* YOUR GOAL *
Find every line with the word "kubernetes". Copy those lines.
***** RECORD EXCERPTS *****
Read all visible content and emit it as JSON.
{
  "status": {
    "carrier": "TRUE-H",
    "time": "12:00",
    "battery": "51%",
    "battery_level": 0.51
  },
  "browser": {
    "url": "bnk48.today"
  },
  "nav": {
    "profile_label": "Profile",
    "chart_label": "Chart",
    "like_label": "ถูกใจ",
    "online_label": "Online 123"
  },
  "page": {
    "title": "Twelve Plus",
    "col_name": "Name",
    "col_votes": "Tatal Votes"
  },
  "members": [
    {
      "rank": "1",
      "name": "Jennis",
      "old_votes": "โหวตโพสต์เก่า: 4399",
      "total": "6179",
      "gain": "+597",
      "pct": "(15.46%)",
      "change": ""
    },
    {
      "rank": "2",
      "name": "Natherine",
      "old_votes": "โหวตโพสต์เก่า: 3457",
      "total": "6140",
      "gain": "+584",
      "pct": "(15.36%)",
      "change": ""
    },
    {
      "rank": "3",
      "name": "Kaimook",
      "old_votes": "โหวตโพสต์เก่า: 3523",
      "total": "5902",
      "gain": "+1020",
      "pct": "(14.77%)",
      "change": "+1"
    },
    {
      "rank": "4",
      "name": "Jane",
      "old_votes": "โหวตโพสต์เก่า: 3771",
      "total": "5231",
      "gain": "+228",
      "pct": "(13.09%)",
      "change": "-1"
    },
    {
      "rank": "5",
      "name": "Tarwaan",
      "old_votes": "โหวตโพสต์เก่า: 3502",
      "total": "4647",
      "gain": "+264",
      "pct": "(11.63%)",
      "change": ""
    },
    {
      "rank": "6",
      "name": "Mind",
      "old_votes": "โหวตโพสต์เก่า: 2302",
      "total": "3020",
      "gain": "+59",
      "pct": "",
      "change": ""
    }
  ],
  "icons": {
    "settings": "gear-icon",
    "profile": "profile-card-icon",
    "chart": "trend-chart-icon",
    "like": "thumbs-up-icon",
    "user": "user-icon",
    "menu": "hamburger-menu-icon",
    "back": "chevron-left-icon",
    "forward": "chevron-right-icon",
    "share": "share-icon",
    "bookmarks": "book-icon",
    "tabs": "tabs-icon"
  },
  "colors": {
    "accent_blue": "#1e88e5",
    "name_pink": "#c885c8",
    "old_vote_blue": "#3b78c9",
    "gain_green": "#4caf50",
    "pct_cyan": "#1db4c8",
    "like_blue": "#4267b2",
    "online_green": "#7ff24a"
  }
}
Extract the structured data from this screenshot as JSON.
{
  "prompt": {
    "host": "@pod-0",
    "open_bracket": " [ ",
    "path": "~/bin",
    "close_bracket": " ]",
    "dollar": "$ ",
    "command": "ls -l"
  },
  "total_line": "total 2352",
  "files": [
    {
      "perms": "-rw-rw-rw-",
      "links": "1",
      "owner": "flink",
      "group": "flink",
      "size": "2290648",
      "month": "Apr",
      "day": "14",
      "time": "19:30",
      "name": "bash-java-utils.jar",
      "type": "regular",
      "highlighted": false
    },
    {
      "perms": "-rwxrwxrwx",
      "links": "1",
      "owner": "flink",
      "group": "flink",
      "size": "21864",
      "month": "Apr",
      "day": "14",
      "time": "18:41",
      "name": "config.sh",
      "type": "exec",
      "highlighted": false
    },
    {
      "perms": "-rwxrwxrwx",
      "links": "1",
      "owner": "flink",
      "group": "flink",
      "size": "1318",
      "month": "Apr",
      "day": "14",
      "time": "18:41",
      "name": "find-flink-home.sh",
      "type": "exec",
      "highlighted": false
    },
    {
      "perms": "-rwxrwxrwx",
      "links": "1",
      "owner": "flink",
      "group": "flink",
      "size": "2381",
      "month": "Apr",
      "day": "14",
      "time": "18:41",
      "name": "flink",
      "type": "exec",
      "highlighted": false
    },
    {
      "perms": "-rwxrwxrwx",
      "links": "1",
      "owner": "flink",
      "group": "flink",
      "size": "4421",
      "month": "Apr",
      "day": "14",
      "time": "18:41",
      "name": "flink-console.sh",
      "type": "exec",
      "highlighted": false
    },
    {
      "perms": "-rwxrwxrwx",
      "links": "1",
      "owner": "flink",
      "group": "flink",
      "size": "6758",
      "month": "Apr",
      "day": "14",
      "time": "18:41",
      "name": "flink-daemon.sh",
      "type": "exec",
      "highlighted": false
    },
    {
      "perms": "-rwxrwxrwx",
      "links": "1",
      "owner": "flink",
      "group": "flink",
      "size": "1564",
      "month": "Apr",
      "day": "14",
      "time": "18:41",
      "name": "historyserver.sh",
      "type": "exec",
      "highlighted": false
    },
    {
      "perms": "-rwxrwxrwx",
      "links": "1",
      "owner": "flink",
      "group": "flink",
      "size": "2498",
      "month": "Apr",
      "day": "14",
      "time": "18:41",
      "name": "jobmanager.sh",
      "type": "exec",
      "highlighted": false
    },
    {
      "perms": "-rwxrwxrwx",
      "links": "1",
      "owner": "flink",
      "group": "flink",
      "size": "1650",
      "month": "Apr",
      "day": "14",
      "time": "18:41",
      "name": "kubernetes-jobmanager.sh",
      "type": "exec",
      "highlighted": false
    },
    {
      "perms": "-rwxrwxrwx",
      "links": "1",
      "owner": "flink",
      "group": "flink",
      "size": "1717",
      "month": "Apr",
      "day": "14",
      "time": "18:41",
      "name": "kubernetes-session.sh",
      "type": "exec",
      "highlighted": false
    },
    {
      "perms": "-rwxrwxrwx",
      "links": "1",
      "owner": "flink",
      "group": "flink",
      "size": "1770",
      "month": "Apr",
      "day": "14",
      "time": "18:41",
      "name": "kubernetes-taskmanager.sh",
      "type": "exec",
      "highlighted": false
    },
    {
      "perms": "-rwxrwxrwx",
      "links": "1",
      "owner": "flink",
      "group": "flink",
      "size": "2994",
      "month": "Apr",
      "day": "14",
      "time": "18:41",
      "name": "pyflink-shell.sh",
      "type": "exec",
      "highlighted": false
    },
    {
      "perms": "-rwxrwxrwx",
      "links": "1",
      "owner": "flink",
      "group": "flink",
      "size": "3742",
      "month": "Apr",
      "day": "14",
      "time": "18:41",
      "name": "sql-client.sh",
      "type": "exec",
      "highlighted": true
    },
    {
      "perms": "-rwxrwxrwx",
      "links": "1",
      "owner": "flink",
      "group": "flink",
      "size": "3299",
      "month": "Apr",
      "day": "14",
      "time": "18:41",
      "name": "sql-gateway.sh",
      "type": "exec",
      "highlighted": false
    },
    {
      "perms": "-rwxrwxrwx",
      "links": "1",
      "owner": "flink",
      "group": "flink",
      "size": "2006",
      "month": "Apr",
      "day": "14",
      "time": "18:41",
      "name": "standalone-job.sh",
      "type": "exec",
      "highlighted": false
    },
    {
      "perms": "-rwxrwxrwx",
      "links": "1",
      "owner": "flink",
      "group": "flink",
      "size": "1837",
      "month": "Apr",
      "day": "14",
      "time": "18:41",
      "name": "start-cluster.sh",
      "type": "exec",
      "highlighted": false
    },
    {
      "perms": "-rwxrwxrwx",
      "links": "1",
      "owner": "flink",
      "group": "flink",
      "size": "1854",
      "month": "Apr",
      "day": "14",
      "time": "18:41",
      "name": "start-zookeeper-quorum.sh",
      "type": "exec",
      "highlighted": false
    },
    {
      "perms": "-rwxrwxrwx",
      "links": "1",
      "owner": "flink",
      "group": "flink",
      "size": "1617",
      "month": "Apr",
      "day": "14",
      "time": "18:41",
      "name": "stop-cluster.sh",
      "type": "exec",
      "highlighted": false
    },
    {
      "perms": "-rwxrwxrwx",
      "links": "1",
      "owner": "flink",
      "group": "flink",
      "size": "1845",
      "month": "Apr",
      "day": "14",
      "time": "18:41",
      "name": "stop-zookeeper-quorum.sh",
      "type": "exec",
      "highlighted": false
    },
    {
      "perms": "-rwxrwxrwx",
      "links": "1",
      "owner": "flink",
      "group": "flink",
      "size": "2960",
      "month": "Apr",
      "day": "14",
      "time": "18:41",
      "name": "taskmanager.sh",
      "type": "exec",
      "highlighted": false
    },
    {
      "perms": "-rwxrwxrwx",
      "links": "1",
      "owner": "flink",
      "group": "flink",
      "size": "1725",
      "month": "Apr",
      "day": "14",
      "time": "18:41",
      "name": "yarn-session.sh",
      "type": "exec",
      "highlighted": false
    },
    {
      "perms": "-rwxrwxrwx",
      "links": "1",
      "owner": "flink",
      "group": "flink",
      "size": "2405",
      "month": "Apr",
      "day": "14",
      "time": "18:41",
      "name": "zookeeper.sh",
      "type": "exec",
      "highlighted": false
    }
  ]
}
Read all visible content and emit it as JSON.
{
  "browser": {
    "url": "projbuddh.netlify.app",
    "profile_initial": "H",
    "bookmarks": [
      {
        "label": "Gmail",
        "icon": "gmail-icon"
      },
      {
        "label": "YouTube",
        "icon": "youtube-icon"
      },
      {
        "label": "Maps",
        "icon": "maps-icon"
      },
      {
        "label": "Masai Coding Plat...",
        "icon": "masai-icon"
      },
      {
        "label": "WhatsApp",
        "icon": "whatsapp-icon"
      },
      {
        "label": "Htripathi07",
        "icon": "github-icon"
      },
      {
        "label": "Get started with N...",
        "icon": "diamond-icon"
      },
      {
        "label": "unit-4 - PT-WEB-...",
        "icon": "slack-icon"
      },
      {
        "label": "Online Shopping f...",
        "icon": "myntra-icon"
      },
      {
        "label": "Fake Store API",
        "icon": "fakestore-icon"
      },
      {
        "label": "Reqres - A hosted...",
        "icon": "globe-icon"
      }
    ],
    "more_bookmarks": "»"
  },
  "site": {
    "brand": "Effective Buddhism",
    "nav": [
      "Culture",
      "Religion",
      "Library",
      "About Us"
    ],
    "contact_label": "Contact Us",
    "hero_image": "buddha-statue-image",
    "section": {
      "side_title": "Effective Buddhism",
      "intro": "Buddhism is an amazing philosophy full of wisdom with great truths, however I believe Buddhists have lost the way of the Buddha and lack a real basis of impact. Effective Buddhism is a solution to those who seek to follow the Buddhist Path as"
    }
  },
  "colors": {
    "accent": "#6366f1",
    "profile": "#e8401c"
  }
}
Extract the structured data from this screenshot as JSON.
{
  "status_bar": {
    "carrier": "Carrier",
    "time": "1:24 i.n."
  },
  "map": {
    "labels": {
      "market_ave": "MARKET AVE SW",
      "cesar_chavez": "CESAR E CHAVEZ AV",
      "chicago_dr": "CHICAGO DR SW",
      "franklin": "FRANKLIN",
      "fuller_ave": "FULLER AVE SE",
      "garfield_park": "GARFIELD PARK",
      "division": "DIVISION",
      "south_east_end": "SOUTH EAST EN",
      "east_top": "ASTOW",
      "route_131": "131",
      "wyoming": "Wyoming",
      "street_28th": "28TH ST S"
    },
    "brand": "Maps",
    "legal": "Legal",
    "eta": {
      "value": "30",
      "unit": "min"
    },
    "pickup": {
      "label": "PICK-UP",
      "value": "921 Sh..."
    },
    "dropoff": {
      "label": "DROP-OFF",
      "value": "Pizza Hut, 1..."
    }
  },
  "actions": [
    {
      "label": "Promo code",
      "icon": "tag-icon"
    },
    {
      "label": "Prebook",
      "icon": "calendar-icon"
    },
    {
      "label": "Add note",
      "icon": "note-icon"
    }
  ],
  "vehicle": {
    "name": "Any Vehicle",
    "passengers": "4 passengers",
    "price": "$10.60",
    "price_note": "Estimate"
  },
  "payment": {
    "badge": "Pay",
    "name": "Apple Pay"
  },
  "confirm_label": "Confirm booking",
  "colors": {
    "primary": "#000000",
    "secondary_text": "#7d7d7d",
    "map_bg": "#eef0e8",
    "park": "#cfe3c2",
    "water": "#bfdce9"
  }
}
*****
* SOLUTION FOR THIS PROBLEM *
      "name": "kubernetes-jobmanager.sh",
      "name": "kubernetes-session.sh",
      "name": "kubernetes-taskmanager.sh",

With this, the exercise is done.